* _Task description_: Without the pictures, repeat the listing character for character.
★ ★ ★
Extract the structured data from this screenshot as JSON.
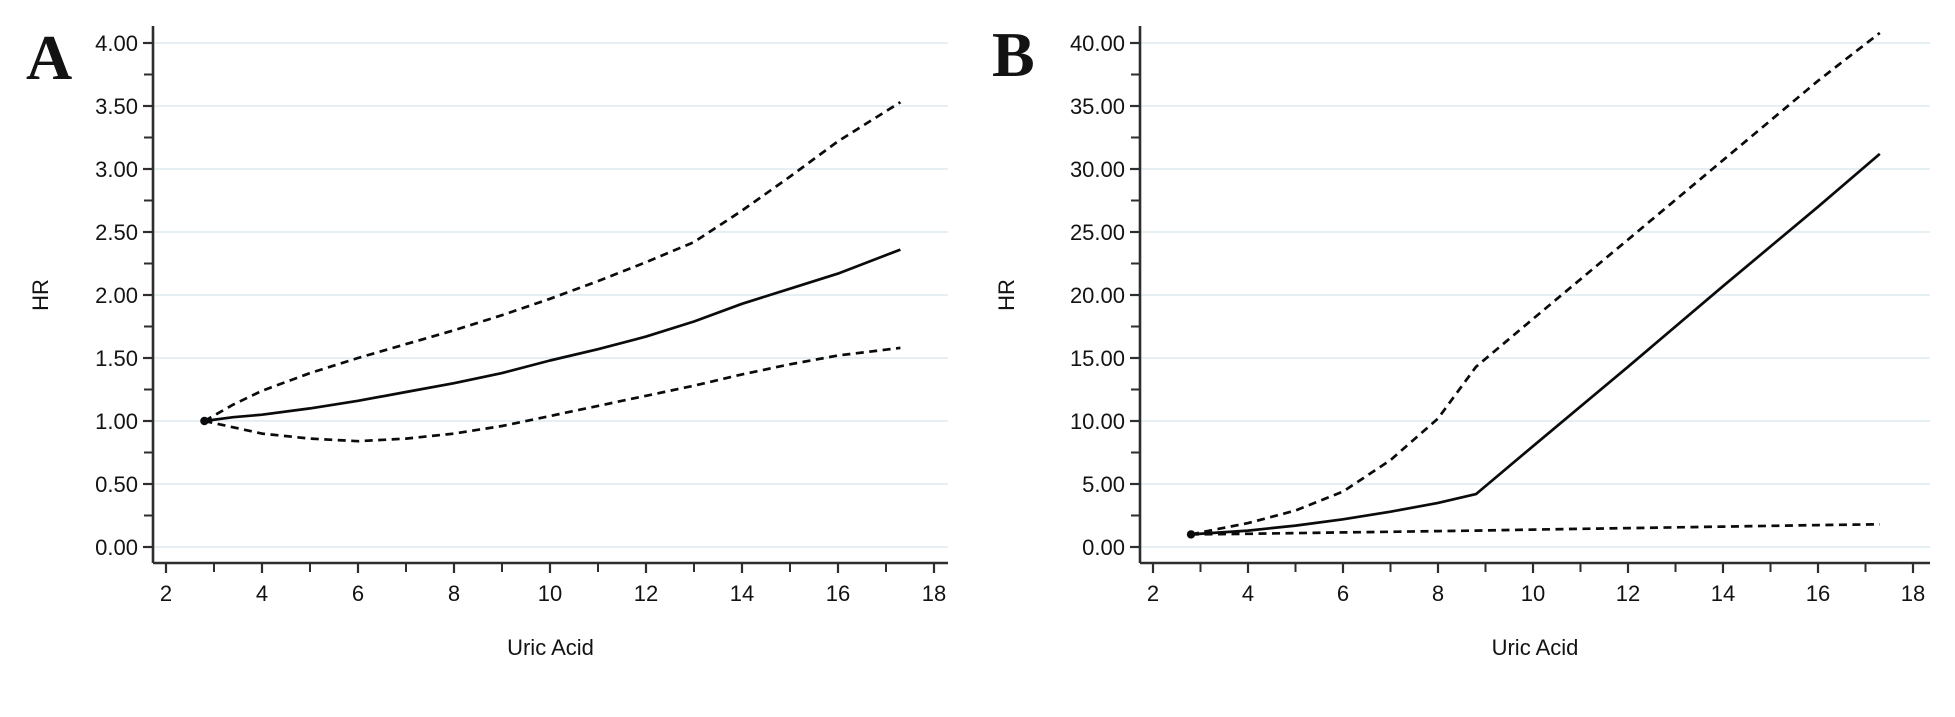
{
  "page": {
    "background": "#ffffff"
  },
  "styles": {
    "curve_color": "#0b0b0b",
    "axis_color": "#2e2e2e",
    "grid_color": "#deebf0",
    "text_color": "#131313"
  },
  "chart_data": [
    {
      "type": "line",
      "panel_label": "A",
      "xlabel": "Uric Acid",
      "ylabel": "HR",
      "xlim": [
        1.73,
        18.35
      ],
      "ylim": [
        0,
        4
      ],
      "grid": "horizontal",
      "legend": "none",
      "x_ticks": [
        {
          "v": 2,
          "label": "2"
        },
        {
          "v": 4,
          "label": "4"
        },
        {
          "v": 6,
          "label": "6"
        },
        {
          "v": 8,
          "label": "8"
        },
        {
          "v": 10,
          "label": "10"
        },
        {
          "v": 12,
          "label": "12"
        },
        {
          "v": 14,
          "label": "14"
        },
        {
          "v": 16,
          "label": "16"
        },
        {
          "v": 18,
          "label": "18"
        }
      ],
      "x_minor_ticks": [
        3,
        5,
        7,
        9,
        11,
        13,
        15,
        17
      ],
      "y_ticks": [
        {
          "v": 0,
          "label": "0.00"
        },
        {
          "v": 0.5,
          "label": "0.50"
        },
        {
          "v": 1,
          "label": "1.00"
        },
        {
          "v": 1.5,
          "label": "1.50"
        },
        {
          "v": 2,
          "label": "2.00"
        },
        {
          "v": 2.5,
          "label": "2.50"
        },
        {
          "v": 3,
          "label": "3.00"
        },
        {
          "v": 3.5,
          "label": "3.50"
        },
        {
          "v": 4,
          "label": "4.00"
        }
      ],
      "y_minor_ticks": [
        0.25,
        0.75,
        1.25,
        1.75,
        2.25,
        2.75,
        3.25,
        3.75
      ],
      "start_marker": {
        "x": 2.8,
        "y": 1.0
      },
      "series": [
        {
          "name": "hr-estimate",
          "style": "solid",
          "x": [
            2.8,
            3.4,
            4,
            5,
            6,
            7,
            8,
            9,
            10,
            11,
            12,
            13,
            14,
            15,
            16,
            17.3
          ],
          "y": [
            1.0,
            1.03,
            1.05,
            1.1,
            1.16,
            1.23,
            1.3,
            1.38,
            1.48,
            1.57,
            1.67,
            1.79,
            1.93,
            2.05,
            2.17,
            2.36
          ]
        },
        {
          "name": "ci-upper",
          "style": "dashed",
          "x": [
            2.8,
            3.4,
            4,
            5,
            6,
            7,
            8,
            9,
            10,
            11,
            12,
            13,
            14,
            15,
            16,
            17.3
          ],
          "y": [
            1.0,
            1.13,
            1.24,
            1.38,
            1.5,
            1.61,
            1.72,
            1.84,
            1.97,
            2.11,
            2.26,
            2.42,
            2.67,
            2.94,
            3.22,
            3.53
          ]
        },
        {
          "name": "ci-lower",
          "style": "dashed",
          "x": [
            2.8,
            3.4,
            4,
            5,
            6,
            7,
            8,
            9,
            10,
            11,
            12,
            13,
            14,
            15,
            16,
            17.3
          ],
          "y": [
            1.0,
            0.95,
            0.9,
            0.86,
            0.84,
            0.86,
            0.9,
            0.96,
            1.04,
            1.12,
            1.2,
            1.28,
            1.37,
            1.45,
            1.52,
            1.58
          ]
        }
      ]
    },
    {
      "type": "line",
      "panel_label": "B",
      "xlabel": "Uric Acid",
      "ylabel": "HR",
      "xlim": [
        1.73,
        18.35
      ],
      "ylim": [
        0,
        40
      ],
      "grid": "horizontal",
      "legend": "none",
      "x_ticks": [
        {
          "v": 2,
          "label": "2"
        },
        {
          "v": 4,
          "label": "4"
        },
        {
          "v": 6,
          "label": "6"
        },
        {
          "v": 8,
          "label": "8"
        },
        {
          "v": 10,
          "label": "10"
        },
        {
          "v": 12,
          "label": "12"
        },
        {
          "v": 14,
          "label": "14"
        },
        {
          "v": 16,
          "label": "16"
        },
        {
          "v": 18,
          "label": "18"
        }
      ],
      "x_minor_ticks": [
        3,
        5,
        7,
        9,
        11,
        13,
        15,
        17
      ],
      "y_ticks": [
        {
          "v": 0,
          "label": "0.00"
        },
        {
          "v": 5,
          "label": "5.00"
        },
        {
          "v": 10,
          "label": "10.00"
        },
        {
          "v": 15,
          "label": "15.00"
        },
        {
          "v": 20,
          "label": "20.00"
        },
        {
          "v": 25,
          "label": "25.00"
        },
        {
          "v": 30,
          "label": "30.00"
        },
        {
          "v": 35,
          "label": "35.00"
        },
        {
          "v": 40,
          "label": "40.00"
        }
      ],
      "y_minor_ticks": [
        2.5,
        7.5,
        12.5,
        17.5,
        22.5,
        27.5,
        32.5,
        37.5
      ],
      "start_marker": {
        "x": 2.8,
        "y": 1.0
      },
      "series": [
        {
          "name": "hr-estimate",
          "style": "solid",
          "x": [
            2.8,
            3.4,
            4,
            5,
            6,
            7,
            8,
            8.8,
            10,
            12,
            14,
            16,
            17.3
          ],
          "y": [
            1.0,
            1.15,
            1.3,
            1.7,
            2.2,
            2.8,
            3.5,
            4.2,
            8.0,
            14.3,
            20.7,
            27.0,
            31.2
          ]
        },
        {
          "name": "ci-upper",
          "style": "dashed",
          "x": [
            2.8,
            3.4,
            4,
            5,
            6,
            7,
            8,
            8.8,
            10,
            12,
            14,
            16,
            17.3
          ],
          "y": [
            1.0,
            1.45,
            1.9,
            2.9,
            4.4,
            6.9,
            10.2,
            14.3,
            18.1,
            24.4,
            30.7,
            37.0,
            40.8
          ]
        },
        {
          "name": "ci-lower",
          "style": "dashed",
          "x": [
            2.8,
            3.4,
            4,
            5,
            6,
            7,
            8,
            8.8,
            10,
            12,
            14,
            16,
            17.3
          ],
          "y": [
            1.0,
            1.02,
            1.05,
            1.1,
            1.16,
            1.21,
            1.26,
            1.3,
            1.38,
            1.5,
            1.62,
            1.74,
            1.8
          ]
        }
      ]
    }
  ]
}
★ ★ ★
* _Response_:
Extract the structured data from this screenshot as JSON.
{
  "page": {
    "background": "#ffffff"
  },
  "styles": {
    "curve_color": "#0b0b0b",
    "axis_color": "#2e2e2e",
    "grid_color": "#deebf0",
    "text_color": "#131313"
  },
  "chart_data": [
    {
      "type": "line",
      "panel_label": "A",
      "xlabel": "Uric Acid",
      "ylabel": "HR",
      "xlim": [
        1.73,
        18.35
      ],
      "ylim": [
        0,
        4
      ],
      "grid": "horizontal",
      "legend": "none",
      "x_ticks": [
        {
          "v": 2,
          "label": "2"
        },
        {
          "v": 4,
          "label": "4"
        },
        {
          "v": 6,
          "label": "6"
        },
        {
          "v": 8,
          "label": "8"
        },
        {
          "v": 10,
          "label": "10"
        },
        {
          "v": 12,
          "label": "12"
        },
        {
          "v": 14,
          "label": "14"
        },
        {
          "v": 16,
          "label": "16"
        },
        {
          "v": 18,
          "label": "18"
        }
      ],
      "x_minor_ticks": [
        3,
        5,
        7,
        9,
        11,
        13,
        15,
        17
      ],
      "y_ticks": [
        {
          "v": 0,
          "label": "0.00"
        },
        {
          "v": 0.5,
          "label": "0.50"
        },
        {
          "v": 1,
          "label": "1.00"
        },
        {
          "v": 1.5,
          "label": "1.50"
        },
        {
          "v": 2,
          "label": "2.00"
        },
        {
          "v": 2.5,
          "label": "2.50"
        },
        {
          "v": 3,
          "label": "3.00"
        },
        {
          "v": 3.5,
          "label": "3.50"
        },
        {
          "v": 4,
          "label": "4.00"
        }
      ],
      "y_minor_ticks": [
        0.25,
        0.75,
        1.25,
        1.75,
        2.25,
        2.75,
        3.25,
        3.75
      ],
      "start_marker": {
        "x": 2.8,
        "y": 1.0
      },
      "series": [
        {
          "name": "hr-estimate",
          "style": "solid",
          "x": [
            2.8,
            3.4,
            4,
            5,
            6,
            7,
            8,
            9,
            10,
            11,
            12,
            13,
            14,
            15,
            16,
            17.3
          ],
          "y": [
            1.0,
            1.03,
            1.05,
            1.1,
            1.16,
            1.23,
            1.3,
            1.38,
            1.48,
            1.57,
            1.67,
            1.79,
            1.93,
            2.05,
            2.17,
            2.36
          ]
        },
        {
          "name": "ci-upper",
          "style": "dashed",
          "x": [
            2.8,
            3.4,
            4,
            5,
            6,
            7,
            8,
            9,
            10,
            11,
            12,
            13,
            14,
            15,
            16,
            17.3
          ],
          "y": [
            1.0,
            1.13,
            1.24,
            1.38,
            1.5,
            1.61,
            1.72,
            1.84,
            1.97,
            2.11,
            2.26,
            2.42,
            2.67,
            2.94,
            3.22,
            3.53
          ]
        },
        {
          "name": "ci-lower",
          "style": "dashed",
          "x": [
            2.8,
            3.4,
            4,
            5,
            6,
            7,
            8,
            9,
            10,
            11,
            12,
            13,
            14,
            15,
            16,
            17.3
          ],
          "y": [
            1.0,
            0.95,
            0.9,
            0.86,
            0.84,
            0.86,
            0.9,
            0.96,
            1.04,
            1.12,
            1.2,
            1.28,
            1.37,
            1.45,
            1.52,
            1.58
          ]
        }
      ]
    },
    {
      "type": "line",
      "panel_label": "B",
      "xlabel": "Uric Acid",
      "ylabel": "HR",
      "xlim": [
        1.73,
        18.35
      ],
      "ylim": [
        0,
        40
      ],
      "grid": "horizontal",
      "legend": "none",
      "x_ticks": [
        {
          "v": 2,
          "label": "2"
        },
        {
          "v": 4,
          "label": "4"
        },
        {
          "v": 6,
          "label": "6"
        },
        {
          "v": 8,
          "label": "8"
        },
        {
          "v": 10,
          "label": "10"
        },
        {
          "v": 12,
          "label": "12"
        },
        {
          "v": 14,
          "label": "14"
        },
        {
          "v": 16,
          "label": "16"
        },
        {
          "v": 18,
          "label": "18"
        }
      ],
      "x_minor_ticks": [
        3,
        5,
        7,
        9,
        11,
        13,
        15,
        17
      ],
      "y_ticks": [
        {
          "v": 0,
          "label": "0.00"
        },
        {
          "v": 5,
          "label": "5.00"
        },
        {
          "v": 10,
          "label": "10.00"
        },
        {
          "v": 15,
          "label": "15.00"
        },
        {
          "v": 20,
          "label": "20.00"
        },
        {
          "v": 25,
          "label": "25.00"
        },
        {
          "v": 30,
          "label": "30.00"
        },
        {
          "v": 35,
          "label": "35.00"
        },
        {
          "v": 40,
          "label": "40.00"
        }
      ],
      "y_minor_ticks": [
        2.5,
        7.5,
        12.5,
        17.5,
        22.5,
        27.5,
        32.5,
        37.5
      ],
      "start_marker": {
        "x": 2.8,
        "y": 1.0
      },
      "series": [
        {
          "name": "hr-estimate",
          "style": "solid",
          "x": [
            2.8,
            3.4,
            4,
            5,
            6,
            7,
            8,
            8.8,
            10,
            12,
            14,
            16,
            17.3
          ],
          "y": [
            1.0,
            1.15,
            1.3,
            1.7,
            2.2,
            2.8,
            3.5,
            4.2,
            8.0,
            14.3,
            20.7,
            27.0,
            31.2
          ]
        },
        {
          "name": "ci-upper",
          "style": "dashed",
          "x": [
            2.8,
            3.4,
            4,
            5,
            6,
            7,
            8,
            8.8,
            10,
            12,
            14,
            16,
            17.3
          ],
          "y": [
            1.0,
            1.45,
            1.9,
            2.9,
            4.4,
            6.9,
            10.2,
            14.3,
            18.1,
            24.4,
            30.7,
            37.0,
            40.8
          ]
        },
        {
          "name": "ci-lower",
          "style": "dashed",
          "x": [
            2.8,
            3.4,
            4,
            5,
            6,
            7,
            8,
            8.8,
            10,
            12,
            14,
            16,
            17.3
          ],
          "y": [
            1.0,
            1.02,
            1.05,
            1.1,
            1.16,
            1.21,
            1.26,
            1.3,
            1.38,
            1.5,
            1.62,
            1.74,
            1.8
          ]
        }
      ]
    }
  ]
}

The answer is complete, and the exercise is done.